§ What you are asked to do: Copy every line of the data that includes the string "ylabel".

§ Stored rows:
------------------------------------------------------------

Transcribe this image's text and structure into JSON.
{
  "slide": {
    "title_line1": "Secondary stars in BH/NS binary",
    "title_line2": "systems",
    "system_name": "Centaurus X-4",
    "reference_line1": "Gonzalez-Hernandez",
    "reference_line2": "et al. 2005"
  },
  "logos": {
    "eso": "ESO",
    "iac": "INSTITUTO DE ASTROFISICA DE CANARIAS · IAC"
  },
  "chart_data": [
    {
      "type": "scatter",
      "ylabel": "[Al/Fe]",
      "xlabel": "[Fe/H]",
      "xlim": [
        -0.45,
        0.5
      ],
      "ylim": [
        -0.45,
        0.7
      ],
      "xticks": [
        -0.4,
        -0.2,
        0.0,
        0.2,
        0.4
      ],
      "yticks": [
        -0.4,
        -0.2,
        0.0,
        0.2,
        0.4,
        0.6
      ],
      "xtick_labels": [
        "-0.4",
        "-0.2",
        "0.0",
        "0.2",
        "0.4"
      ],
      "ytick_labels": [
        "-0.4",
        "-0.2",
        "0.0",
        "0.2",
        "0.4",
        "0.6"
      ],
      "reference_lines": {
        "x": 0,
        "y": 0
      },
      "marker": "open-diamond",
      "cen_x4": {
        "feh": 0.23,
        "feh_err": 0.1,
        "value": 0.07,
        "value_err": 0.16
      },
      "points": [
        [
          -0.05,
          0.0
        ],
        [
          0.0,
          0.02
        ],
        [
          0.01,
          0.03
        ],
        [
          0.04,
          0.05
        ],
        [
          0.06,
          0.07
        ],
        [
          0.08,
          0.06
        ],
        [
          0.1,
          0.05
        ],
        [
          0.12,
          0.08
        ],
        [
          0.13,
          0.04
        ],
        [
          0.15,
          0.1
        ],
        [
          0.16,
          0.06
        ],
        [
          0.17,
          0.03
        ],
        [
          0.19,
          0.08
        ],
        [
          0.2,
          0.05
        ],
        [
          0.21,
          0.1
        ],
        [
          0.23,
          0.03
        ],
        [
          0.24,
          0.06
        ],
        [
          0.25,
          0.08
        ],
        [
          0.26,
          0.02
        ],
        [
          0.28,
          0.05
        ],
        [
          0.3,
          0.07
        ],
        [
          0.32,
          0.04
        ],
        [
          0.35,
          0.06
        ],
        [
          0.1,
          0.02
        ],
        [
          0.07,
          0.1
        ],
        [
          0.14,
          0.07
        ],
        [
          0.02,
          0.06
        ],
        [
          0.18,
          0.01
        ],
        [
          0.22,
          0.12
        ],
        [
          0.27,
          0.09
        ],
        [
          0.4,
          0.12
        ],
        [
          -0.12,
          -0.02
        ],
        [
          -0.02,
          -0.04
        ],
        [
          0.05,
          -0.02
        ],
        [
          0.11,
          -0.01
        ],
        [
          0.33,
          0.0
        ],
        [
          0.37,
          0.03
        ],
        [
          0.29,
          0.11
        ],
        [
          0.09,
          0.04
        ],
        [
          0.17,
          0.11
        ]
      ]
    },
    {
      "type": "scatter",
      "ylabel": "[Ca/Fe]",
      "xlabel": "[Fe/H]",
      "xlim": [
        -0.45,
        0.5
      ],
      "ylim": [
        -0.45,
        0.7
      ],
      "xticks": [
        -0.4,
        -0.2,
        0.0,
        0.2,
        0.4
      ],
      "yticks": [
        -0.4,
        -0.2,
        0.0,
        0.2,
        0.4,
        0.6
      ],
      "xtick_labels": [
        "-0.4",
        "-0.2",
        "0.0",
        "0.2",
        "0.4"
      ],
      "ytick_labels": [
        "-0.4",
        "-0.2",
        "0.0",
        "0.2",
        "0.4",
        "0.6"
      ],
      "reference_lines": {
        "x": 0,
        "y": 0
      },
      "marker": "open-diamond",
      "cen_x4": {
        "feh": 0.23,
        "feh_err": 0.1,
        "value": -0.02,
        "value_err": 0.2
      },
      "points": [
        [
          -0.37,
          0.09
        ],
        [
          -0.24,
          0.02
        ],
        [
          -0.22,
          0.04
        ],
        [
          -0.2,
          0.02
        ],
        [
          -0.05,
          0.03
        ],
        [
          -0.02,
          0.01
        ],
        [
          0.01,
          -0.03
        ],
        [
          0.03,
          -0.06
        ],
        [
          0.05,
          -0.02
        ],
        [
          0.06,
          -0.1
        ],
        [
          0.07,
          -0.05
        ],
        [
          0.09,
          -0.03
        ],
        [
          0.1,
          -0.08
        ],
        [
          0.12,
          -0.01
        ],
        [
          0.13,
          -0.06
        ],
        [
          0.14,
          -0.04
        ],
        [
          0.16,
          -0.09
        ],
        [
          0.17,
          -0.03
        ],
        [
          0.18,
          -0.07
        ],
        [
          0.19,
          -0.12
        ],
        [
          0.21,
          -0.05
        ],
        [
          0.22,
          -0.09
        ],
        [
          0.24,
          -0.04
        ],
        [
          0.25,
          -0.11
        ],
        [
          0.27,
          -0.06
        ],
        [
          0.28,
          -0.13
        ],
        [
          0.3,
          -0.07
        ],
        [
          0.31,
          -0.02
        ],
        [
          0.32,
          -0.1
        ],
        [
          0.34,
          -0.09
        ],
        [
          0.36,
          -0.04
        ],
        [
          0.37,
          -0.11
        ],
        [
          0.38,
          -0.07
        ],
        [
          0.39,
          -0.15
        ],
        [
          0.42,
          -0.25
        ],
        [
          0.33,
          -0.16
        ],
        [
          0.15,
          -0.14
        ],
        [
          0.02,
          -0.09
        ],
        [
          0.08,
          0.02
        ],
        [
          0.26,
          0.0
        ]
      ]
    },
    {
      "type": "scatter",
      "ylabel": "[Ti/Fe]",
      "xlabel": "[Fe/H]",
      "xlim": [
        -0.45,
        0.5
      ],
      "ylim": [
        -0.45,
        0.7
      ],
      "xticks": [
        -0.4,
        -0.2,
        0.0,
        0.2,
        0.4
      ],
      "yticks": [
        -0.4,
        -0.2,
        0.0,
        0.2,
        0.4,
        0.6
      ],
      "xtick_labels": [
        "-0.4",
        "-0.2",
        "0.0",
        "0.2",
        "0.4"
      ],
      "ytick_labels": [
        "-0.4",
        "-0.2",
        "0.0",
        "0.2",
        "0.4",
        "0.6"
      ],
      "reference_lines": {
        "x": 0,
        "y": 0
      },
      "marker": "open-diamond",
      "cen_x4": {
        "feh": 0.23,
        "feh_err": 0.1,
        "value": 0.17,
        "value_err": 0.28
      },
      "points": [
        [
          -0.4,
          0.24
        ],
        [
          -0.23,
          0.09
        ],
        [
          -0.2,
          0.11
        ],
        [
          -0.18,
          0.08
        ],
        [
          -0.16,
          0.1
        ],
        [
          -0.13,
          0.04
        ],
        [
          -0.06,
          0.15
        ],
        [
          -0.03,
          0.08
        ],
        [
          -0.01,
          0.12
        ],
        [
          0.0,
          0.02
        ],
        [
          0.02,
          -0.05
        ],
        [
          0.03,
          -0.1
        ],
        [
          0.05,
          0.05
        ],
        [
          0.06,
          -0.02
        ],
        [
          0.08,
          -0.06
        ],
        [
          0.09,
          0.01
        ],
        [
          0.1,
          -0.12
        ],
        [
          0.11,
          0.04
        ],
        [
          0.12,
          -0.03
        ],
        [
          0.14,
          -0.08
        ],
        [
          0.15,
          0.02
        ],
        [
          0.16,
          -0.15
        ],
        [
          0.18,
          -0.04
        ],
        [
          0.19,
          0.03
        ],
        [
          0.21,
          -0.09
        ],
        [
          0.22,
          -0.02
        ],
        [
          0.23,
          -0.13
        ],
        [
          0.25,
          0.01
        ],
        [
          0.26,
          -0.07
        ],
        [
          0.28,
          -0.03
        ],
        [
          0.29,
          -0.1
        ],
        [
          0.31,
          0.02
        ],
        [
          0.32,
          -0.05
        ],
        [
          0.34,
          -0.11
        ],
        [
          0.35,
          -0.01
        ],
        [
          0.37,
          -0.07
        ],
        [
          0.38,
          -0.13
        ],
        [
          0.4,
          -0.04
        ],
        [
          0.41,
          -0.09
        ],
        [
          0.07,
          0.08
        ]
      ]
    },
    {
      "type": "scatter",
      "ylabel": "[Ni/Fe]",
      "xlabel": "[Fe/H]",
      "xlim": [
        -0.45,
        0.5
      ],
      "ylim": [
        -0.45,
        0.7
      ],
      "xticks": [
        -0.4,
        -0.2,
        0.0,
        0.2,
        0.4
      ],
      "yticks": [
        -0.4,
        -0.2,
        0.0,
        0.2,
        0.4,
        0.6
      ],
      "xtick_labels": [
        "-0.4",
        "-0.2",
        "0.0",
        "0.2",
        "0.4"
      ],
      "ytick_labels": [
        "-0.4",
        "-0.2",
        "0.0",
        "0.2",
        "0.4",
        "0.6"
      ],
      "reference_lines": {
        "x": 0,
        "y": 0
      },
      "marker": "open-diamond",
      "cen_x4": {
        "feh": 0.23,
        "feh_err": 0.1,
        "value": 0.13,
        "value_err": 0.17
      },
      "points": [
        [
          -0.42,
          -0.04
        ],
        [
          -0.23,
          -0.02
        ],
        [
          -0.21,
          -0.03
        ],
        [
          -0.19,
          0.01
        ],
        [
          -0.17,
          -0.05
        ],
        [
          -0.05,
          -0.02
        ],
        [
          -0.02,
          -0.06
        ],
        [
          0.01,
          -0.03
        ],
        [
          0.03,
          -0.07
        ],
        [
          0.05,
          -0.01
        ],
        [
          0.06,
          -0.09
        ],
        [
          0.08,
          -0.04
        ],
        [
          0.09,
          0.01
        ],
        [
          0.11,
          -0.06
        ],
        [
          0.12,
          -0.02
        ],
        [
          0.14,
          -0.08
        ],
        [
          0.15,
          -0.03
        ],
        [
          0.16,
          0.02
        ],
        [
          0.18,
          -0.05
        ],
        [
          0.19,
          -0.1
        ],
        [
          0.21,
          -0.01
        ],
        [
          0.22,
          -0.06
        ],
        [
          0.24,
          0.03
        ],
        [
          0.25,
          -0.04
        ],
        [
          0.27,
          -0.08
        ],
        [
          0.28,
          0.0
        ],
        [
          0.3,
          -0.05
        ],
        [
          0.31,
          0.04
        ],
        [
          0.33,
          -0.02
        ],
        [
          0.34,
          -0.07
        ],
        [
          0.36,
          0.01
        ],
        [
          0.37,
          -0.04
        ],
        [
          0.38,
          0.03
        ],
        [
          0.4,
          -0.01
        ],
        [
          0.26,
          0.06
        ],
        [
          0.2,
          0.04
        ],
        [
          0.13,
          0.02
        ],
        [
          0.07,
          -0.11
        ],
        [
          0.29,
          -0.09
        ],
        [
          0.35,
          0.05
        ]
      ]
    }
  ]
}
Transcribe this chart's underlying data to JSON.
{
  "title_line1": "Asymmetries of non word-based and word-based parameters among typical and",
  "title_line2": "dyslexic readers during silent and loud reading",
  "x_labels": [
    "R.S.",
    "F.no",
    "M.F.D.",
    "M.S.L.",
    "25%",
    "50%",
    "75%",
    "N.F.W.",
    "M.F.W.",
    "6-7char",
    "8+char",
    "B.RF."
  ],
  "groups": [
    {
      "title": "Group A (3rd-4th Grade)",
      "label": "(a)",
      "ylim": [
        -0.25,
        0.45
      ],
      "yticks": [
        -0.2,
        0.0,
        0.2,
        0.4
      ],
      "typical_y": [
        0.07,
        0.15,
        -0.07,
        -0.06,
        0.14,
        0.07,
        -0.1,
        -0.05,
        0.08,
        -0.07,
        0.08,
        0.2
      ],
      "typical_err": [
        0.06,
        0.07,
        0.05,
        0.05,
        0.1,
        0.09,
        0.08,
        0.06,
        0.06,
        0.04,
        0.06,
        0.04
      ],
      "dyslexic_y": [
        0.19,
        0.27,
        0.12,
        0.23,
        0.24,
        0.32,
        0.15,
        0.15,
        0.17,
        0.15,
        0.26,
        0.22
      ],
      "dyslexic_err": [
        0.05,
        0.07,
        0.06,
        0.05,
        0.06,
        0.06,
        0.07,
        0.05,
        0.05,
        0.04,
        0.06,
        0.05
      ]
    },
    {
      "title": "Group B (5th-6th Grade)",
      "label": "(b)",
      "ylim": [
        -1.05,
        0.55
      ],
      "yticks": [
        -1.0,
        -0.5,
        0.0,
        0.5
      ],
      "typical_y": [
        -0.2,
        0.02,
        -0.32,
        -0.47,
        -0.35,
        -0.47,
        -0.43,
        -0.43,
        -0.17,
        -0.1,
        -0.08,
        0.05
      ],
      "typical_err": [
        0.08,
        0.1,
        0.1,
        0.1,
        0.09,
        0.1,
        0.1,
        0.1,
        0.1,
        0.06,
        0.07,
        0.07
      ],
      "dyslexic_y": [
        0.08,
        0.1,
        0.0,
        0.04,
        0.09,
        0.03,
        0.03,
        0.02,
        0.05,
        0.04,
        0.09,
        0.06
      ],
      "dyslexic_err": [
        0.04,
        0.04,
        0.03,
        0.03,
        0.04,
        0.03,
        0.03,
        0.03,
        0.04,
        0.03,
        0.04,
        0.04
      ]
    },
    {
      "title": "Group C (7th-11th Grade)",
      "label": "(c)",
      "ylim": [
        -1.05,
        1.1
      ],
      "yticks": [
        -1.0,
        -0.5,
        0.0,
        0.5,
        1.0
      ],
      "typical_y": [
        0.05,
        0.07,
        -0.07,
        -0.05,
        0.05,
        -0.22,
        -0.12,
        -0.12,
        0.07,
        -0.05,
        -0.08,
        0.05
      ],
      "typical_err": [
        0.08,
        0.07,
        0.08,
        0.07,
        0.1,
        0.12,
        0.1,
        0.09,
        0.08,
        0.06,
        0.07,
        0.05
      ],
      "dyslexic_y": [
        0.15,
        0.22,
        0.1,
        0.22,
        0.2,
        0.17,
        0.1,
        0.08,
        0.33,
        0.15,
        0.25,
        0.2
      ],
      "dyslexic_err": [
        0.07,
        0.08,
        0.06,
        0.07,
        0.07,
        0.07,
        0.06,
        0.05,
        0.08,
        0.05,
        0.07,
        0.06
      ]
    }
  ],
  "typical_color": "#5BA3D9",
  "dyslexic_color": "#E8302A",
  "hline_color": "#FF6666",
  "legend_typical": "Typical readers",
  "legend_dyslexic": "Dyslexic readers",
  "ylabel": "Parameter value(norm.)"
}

------------------------------------------------------------

§ Right answer:
      "ylabel": "[Al/Fe]",
      "ylabel": "[Ca/Fe]",
      "ylabel": "[Ti/Fe]",
      "ylabel": "[Ni/Fe]",
  "ylabel": "Parameter value(norm.)"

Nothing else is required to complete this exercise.